[Data entries for graphics]
* * *
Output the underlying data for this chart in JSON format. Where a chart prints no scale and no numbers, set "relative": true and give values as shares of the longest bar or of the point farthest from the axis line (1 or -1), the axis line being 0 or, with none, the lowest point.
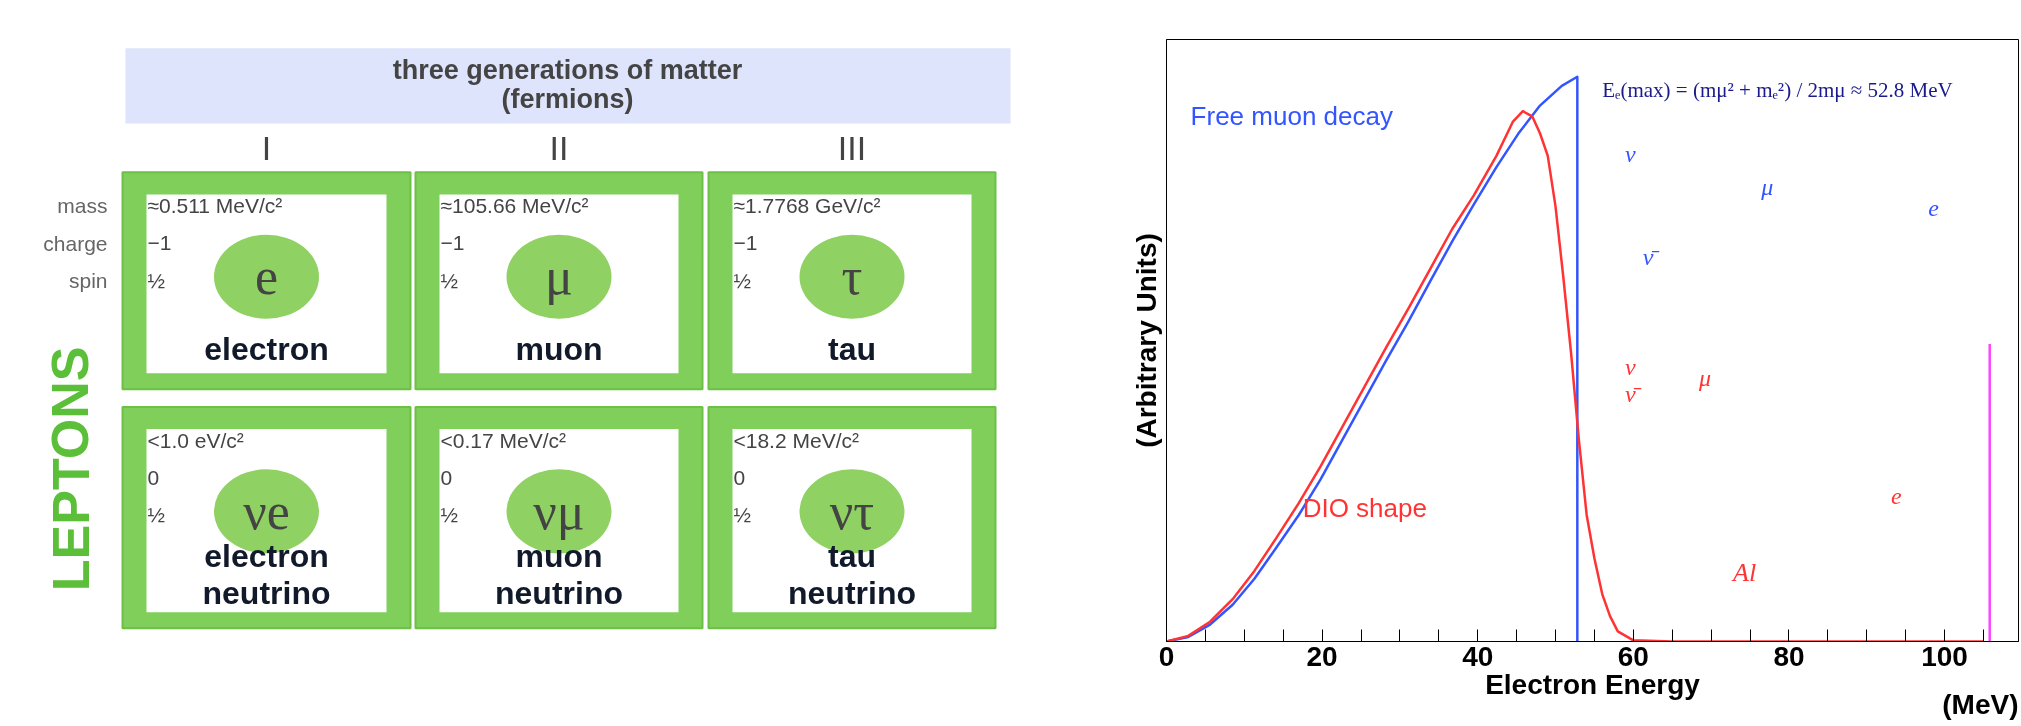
{
  "chart_data": [
    {
      "type": "other",
      "title": "three generations of matter\n(fermions)",
      "categories": [
        "I",
        "II",
        "III"
      ],
      "y_categories": [
        "mass",
        "charge",
        "spin"
      ],
      "ylabel": "LEPTONS",
      "annotations": [
        "≈0.511 MeV/c²",
        "−1",
        "½",
        "e",
        "electron",
        "≈105.66 MeV/c²",
        "−1",
        "½",
        "μ",
        "muon",
        "≈1.7768 GeV/c²",
        "−1",
        "½",
        "τ",
        "tau",
        "<1.0 eV/c²",
        "0",
        "½",
        "νe",
        "electron neutrino",
        "<0.17 MeV/c²",
        "0",
        "½",
        "νμ",
        "muon neutrino",
        "<18.2 MeV/c²",
        "0",
        "½",
        "ντ",
        "tau neutrino"
      ]
    },
    {
      "type": "line",
      "relative": true,
      "xlabel": "Electron Energy",
      "ylabel": "(Arbitrary Units)",
      "xlim": [
        0,
        109.5
      ],
      "xticks": [
        0,
        {
          "value": 5,
          "label": null
        },
        {
          "value": 10,
          "label": null
        },
        {
          "value": 15,
          "label": null
        },
        20,
        {
          "value": 25,
          "label": null
        },
        {
          "value": 30,
          "label": null
        },
        {
          "value": 35,
          "label": null
        },
        40,
        {
          "value": 45,
          "label": null
        },
        {
          "value": 50,
          "label": null
        },
        {
          "value": 55,
          "label": null
        },
        60,
        {
          "value": 65,
          "label": null
        },
        {
          "value": 70,
          "label": null
        },
        {
          "value": 75,
          "label": null
        },
        80,
        {
          "value": 85,
          "label": null
        },
        {
          "value": 90,
          "label": null
        },
        {
          "value": 95,
          "label": null
        },
        100,
        {
          "value": 105,
          "label": null
        }
      ],
      "series": [
        {
          "name": "Free muon decay",
          "color": "#3355ff",
          "x": [
            0,
            2.8,
            5.6,
            8.5,
            11.3,
            14.1,
            17,
            19.8,
            22.6,
            25.4,
            28.2,
            31.1,
            33.9,
            36.7,
            39.5,
            42.4,
            45.2,
            48,
            50.8,
            52.8,
            52.8
          ],
          "values": [
            0,
            0.008,
            0.03,
            0.065,
            0.111,
            0.166,
            0.224,
            0.287,
            0.357,
            0.427,
            0.497,
            0.567,
            0.638,
            0.708,
            0.774,
            0.84,
            0.899,
            0.949,
            0.984,
            1.0,
            0
          ]
        },
        {
          "name": "DIO shape",
          "color": "#ff3333",
          "x": [
            0,
            2.8,
            5.6,
            8.5,
            11.3,
            14.1,
            17,
            19.8,
            22.6,
            25.4,
            28.2,
            31.1,
            33.9,
            36.7,
            39.5,
            42.4,
            44.5,
            45.8,
            47,
            48,
            49,
            50,
            51,
            52,
            53,
            54,
            55,
            56,
            57,
            58,
            60,
            65,
            105
          ],
          "values": [
            0,
            0.01,
            0.035,
            0.075,
            0.125,
            0.183,
            0.245,
            0.31,
            0.38,
            0.45,
            0.52,
            0.59,
            0.66,
            0.73,
            0.79,
            0.86,
            0.92,
            0.939,
            0.93,
            0.9,
            0.86,
            0.77,
            0.645,
            0.51,
            0.357,
            0.224,
            0.147,
            0.084,
            0.045,
            0.018,
            0.002,
            0,
            0
          ]
        },
        {
          "color": "#ff44ff",
          "x": [
            105.8,
            105.8
          ],
          "values": [
            0,
            0.527
          ]
        }
      ],
      "annotations": [
        "Eₑ(max) = (mμ² + mₑ²) / 2mμ ≈ 52.8 MeV",
        "ν",
        "ν̄",
        "μ",
        "e",
        "ν",
        "ν̄",
        "μ",
        "e",
        "Al",
        "(MeV)"
      ]
    }
  ]
}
* * *
| TASK REQUIREMENTS |
Omit the pictures. Transcribe every record exactly.

| COMPLETED TASK |
Output the underlying data for this chart in JSON format. Where a chart prints no scale and no numbers, set "relative": true and give values as shares of the longest bar or of the point farthest from the axis line (1 or -1), the axis line being 0 or, with none, the lowest point.
{
  "chart_data": [
    {
      "type": "other",
      "title": "three generations of matter\n(fermions)",
      "categories": [
        "I",
        "II",
        "III"
      ],
      "y_categories": [
        "mass",
        "charge",
        "spin"
      ],
      "ylabel": "LEPTONS",
      "annotations": [
        "≈0.511 MeV/c²",
        "−1",
        "½",
        "e",
        "electron",
        "≈105.66 MeV/c²",
        "−1",
        "½",
        "μ",
        "muon",
        "≈1.7768 GeV/c²",
        "−1",
        "½",
        "τ",
        "tau",
        "<1.0 eV/c²",
        "0",
        "½",
        "νe",
        "electron neutrino",
        "<0.17 MeV/c²",
        "0",
        "½",
        "νμ",
        "muon neutrino",
        "<18.2 MeV/c²",
        "0",
        "½",
        "ντ",
        "tau neutrino"
      ]
    },
    {
      "type": "line",
      "relative": true,
      "xlabel": "Electron Energy",
      "ylabel": "(Arbitrary Units)",
      "xlim": [
        0,
        109.5
      ],
      "xticks": [
        0,
        {
          "value": 5,
          "label": null
        },
        {
          "value": 10,
          "label": null
        },
        {
          "value": 15,
          "label": null
        },
        20,
        {
          "value": 25,
          "label": null
        },
        {
          "value": 30,
          "label": null
        },
        {
          "value": 35,
          "label": null
        },
        40,
        {
          "value": 45,
          "label": null
        },
        {
          "value": 50,
          "label": null
        },
        {
          "value": 55,
          "label": null
        },
        60,
        {
          "value": 65,
          "label": null
        },
        {
          "value": 70,
          "label": null
        },
        {
          "value": 75,
          "label": null
        },
        80,
        {
          "value": 85,
          "label": null
        },
        {
          "value": 90,
          "label": null
        },
        {
          "value": 95,
          "label": null
        },
        100,
        {
          "value": 105,
          "label": null
        }
      ],
      "series": [
        {
          "name": "Free muon decay",
          "color": "#3355ff",
          "x": [
            0,
            2.8,
            5.6,
            8.5,
            11.3,
            14.1,
            17,
            19.8,
            22.6,
            25.4,
            28.2,
            31.1,
            33.9,
            36.7,
            39.5,
            42.4,
            45.2,
            48,
            50.8,
            52.8,
            52.8
          ],
          "values": [
            0,
            0.008,
            0.03,
            0.065,
            0.111,
            0.166,
            0.224,
            0.287,
            0.357,
            0.427,
            0.497,
            0.567,
            0.638,
            0.708,
            0.774,
            0.84,
            0.899,
            0.949,
            0.984,
            1.0,
            0
          ]
        },
        {
          "name": "DIO shape",
          "color": "#ff3333",
          "x": [
            0,
            2.8,
            5.6,
            8.5,
            11.3,
            14.1,
            17,
            19.8,
            22.6,
            25.4,
            28.2,
            31.1,
            33.9,
            36.7,
            39.5,
            42.4,
            44.5,
            45.8,
            47,
            48,
            49,
            50,
            51,
            52,
            53,
            54,
            55,
            56,
            57,
            58,
            60,
            65,
            105
          ],
          "values": [
            0,
            0.01,
            0.035,
            0.075,
            0.125,
            0.183,
            0.245,
            0.31,
            0.38,
            0.45,
            0.52,
            0.59,
            0.66,
            0.73,
            0.79,
            0.86,
            0.92,
            0.939,
            0.93,
            0.9,
            0.86,
            0.77,
            0.645,
            0.51,
            0.357,
            0.224,
            0.147,
            0.084,
            0.045,
            0.018,
            0.002,
            0,
            0
          ]
        },
        {
          "color": "#ff44ff",
          "x": [
            105.8,
            105.8
          ],
          "values": [
            0,
            0.527
          ]
        }
      ],
      "annotations": [
        "Eₑ(max) = (mμ² + mₑ²) / 2mμ ≈ 52.8 MeV",
        "ν",
        "ν̄",
        "μ",
        "e",
        "ν",
        "ν̄",
        "μ",
        "e",
        "Al",
        "(MeV)"
      ]
    }
  ]
}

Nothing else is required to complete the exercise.